_Data for this task:_
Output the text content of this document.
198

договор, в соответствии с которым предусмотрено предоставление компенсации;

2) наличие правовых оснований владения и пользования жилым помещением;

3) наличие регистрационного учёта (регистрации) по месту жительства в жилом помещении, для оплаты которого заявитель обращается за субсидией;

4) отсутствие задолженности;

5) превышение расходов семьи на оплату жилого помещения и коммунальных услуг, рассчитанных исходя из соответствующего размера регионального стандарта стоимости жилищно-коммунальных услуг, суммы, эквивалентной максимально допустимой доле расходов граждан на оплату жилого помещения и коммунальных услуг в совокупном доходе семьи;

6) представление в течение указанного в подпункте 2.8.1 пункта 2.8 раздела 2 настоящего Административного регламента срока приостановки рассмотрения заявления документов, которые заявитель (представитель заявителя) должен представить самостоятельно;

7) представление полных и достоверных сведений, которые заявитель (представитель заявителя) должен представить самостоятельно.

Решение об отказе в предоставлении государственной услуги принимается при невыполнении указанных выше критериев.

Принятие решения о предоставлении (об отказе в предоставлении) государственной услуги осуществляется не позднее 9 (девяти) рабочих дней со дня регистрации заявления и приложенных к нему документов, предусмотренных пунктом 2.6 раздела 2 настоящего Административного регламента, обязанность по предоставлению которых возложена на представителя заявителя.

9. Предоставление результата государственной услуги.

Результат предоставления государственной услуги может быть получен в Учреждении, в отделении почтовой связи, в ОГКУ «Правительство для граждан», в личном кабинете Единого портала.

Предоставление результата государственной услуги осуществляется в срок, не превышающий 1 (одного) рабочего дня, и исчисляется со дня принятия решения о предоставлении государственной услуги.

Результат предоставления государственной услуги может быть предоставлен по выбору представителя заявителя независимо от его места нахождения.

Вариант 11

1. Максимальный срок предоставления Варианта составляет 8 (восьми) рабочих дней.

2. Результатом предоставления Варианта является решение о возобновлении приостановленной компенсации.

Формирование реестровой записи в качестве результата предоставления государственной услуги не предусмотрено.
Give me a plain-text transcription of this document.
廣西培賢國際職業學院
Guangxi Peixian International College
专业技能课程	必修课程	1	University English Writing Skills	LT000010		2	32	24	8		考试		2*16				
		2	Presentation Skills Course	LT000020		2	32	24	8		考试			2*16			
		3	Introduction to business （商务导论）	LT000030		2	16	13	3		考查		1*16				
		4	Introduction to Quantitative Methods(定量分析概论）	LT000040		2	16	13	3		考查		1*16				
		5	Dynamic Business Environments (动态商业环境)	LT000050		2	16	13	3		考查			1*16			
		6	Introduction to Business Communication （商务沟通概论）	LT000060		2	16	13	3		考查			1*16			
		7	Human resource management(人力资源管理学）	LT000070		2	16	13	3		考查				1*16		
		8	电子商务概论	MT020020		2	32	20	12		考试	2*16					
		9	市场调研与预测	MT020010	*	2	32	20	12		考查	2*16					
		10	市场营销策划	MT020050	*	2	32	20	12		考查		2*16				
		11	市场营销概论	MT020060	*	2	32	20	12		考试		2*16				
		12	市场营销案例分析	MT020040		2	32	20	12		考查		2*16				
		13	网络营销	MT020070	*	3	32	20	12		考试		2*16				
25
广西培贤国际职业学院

_Brief:_ Report the number of lines in the listing that include the string "представитель"; give nothing but the number.

_Solved exercise:_ 2